> EXERCISE
According to the article about Perth and the 2023 Women's World Cup, roughly how many games is Perth's HBF Park set to host?

> DOCUMENT PASSAGE
________________________________________
Perth primed to reap the rewards of Women’s World Cup


WESTERN Australia’s footballing community will receive a shot in the arm from Perth’s involvement in the 2023 Women’s World Cup.

With FIFA president Giannai Infantino’s proclamation Australia and New Zealand’s joint bid for the 2023 tournament had emerged victorious, a newfound sense of optimism and excitement and swept the nation.

While it will be sometime until the exact details of the schedule are released, Perth’s HBF Park is locked in to host roughly four or five games, with at least one of those games to likely be a knockout round clash.

Financially, Perth will share in a slice of revenue expected to be in the hundreds of millions of dollars with its tourism industry expected to receive a healthy boost, pending the return of international travel by then.

From a football perspective, there is already a buzz in the air about the chance to witness some of the game’s best players.

One of those players is Perth product and Matildas captain Sam Kerr, who told reporters last week representing her country in her home town at a World Cup would be a dream come true.
________________________________________
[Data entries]

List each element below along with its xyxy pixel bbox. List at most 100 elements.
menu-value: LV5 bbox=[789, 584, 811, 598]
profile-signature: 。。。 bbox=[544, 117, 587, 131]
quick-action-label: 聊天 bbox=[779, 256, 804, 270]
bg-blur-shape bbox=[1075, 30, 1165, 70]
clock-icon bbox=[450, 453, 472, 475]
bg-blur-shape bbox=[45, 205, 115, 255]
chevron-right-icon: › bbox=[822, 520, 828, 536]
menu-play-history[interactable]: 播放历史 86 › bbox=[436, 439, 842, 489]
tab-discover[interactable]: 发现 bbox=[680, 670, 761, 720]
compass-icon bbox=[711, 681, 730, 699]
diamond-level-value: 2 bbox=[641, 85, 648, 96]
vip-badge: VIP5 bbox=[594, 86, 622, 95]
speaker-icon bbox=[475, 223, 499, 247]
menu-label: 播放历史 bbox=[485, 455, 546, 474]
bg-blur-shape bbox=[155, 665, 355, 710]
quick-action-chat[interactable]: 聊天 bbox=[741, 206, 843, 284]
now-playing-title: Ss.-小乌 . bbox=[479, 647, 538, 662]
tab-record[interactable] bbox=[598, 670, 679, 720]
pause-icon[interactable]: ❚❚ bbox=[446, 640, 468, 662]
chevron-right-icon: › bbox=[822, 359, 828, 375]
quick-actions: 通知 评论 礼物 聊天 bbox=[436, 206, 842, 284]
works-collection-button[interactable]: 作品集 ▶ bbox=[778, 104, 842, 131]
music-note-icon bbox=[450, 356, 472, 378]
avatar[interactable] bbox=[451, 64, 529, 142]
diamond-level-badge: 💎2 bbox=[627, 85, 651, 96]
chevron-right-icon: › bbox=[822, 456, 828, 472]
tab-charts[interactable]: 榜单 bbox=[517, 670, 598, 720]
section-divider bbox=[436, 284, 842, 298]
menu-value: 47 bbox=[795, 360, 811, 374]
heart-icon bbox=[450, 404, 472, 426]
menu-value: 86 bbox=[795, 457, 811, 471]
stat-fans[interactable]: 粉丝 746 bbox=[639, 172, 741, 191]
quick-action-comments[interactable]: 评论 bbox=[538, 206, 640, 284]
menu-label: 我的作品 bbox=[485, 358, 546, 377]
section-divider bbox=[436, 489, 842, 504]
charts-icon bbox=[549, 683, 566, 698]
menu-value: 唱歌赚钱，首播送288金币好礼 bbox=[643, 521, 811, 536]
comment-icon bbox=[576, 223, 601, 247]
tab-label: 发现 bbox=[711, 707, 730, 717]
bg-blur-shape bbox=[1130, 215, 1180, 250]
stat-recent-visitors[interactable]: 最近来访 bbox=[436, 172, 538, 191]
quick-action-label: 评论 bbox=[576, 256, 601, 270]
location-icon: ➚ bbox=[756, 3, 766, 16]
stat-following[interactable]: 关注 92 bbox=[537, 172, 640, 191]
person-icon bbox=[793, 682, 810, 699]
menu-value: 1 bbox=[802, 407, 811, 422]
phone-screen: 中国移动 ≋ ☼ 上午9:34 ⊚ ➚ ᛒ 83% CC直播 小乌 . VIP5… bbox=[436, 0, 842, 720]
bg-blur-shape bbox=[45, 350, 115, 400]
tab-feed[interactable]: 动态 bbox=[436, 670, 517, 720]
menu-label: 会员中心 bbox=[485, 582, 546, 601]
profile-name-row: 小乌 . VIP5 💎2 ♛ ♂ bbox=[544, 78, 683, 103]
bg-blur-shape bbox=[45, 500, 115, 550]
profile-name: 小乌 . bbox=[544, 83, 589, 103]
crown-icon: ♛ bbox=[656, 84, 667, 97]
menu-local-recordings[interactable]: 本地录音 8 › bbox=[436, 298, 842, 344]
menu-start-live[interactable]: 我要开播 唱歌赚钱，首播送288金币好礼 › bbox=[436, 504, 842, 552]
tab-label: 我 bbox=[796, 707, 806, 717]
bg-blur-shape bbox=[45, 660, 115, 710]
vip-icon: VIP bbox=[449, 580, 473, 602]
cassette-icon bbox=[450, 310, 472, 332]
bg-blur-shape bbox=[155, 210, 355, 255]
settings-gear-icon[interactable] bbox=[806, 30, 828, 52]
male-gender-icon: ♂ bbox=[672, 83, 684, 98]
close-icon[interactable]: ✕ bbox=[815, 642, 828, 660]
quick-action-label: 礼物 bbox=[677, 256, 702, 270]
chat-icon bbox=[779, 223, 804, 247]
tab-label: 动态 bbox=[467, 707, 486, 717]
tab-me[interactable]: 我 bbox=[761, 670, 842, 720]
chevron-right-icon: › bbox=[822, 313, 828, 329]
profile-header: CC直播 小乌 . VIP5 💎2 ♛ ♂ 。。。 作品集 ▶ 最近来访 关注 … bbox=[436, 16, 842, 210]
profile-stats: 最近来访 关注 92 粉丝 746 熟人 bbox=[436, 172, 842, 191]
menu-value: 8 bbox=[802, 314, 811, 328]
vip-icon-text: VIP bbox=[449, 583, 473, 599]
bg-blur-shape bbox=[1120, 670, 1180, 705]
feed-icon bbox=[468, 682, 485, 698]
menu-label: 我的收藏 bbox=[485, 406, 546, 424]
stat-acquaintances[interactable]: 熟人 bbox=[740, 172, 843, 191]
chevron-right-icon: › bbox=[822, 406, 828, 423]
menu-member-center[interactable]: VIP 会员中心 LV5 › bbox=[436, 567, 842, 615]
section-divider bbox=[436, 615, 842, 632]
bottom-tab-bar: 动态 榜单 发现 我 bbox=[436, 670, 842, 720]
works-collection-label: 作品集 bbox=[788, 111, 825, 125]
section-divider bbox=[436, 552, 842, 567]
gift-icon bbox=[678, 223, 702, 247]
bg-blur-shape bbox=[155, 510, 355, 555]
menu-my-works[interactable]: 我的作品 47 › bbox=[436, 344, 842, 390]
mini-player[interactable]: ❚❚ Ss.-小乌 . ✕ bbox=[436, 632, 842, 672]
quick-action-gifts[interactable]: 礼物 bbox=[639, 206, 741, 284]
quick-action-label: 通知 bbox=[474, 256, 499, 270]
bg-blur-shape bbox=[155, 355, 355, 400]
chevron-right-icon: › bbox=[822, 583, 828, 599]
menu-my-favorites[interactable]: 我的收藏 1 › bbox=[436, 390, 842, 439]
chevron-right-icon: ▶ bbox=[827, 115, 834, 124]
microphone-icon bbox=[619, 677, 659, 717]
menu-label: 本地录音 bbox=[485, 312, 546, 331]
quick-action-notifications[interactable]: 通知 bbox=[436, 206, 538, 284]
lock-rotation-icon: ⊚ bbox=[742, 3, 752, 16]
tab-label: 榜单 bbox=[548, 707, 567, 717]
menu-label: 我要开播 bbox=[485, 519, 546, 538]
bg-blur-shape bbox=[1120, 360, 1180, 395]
________________________________________
> TASK ANSWER
Roughly four or five games.